Task objective:
Lines that hold the word "reset" should be located and copied.

-- Start --

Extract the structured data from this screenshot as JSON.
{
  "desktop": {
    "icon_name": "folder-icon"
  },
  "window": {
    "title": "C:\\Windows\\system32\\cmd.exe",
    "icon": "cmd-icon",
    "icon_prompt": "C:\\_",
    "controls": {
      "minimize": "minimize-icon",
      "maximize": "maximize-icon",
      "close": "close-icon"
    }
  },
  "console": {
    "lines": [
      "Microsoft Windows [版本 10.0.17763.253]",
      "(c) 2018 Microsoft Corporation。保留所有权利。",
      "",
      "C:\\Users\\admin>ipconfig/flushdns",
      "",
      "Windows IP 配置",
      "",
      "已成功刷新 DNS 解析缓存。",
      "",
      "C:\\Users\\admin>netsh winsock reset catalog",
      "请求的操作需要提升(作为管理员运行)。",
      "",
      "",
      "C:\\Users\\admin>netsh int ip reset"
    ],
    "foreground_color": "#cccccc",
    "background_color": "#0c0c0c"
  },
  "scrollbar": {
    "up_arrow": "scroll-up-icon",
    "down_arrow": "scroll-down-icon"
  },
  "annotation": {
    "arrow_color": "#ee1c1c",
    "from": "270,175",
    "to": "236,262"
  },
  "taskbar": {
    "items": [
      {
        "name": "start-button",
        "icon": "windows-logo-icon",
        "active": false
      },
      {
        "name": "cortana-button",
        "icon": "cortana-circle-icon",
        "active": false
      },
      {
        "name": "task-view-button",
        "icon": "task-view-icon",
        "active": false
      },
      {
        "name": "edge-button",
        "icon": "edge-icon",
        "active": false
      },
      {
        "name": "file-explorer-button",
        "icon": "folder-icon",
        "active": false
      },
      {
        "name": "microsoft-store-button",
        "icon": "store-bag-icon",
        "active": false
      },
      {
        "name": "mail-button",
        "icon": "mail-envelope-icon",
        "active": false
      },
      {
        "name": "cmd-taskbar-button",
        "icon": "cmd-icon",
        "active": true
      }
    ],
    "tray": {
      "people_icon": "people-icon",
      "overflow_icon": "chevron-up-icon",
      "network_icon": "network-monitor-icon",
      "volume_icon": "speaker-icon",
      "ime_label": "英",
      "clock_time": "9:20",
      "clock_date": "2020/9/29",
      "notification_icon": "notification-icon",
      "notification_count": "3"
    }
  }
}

-- End --

Result below:
      "C:\\Users\\admin>netsh winsock reset catalog",
      "C:\\Users\\admin>netsh int ip reset"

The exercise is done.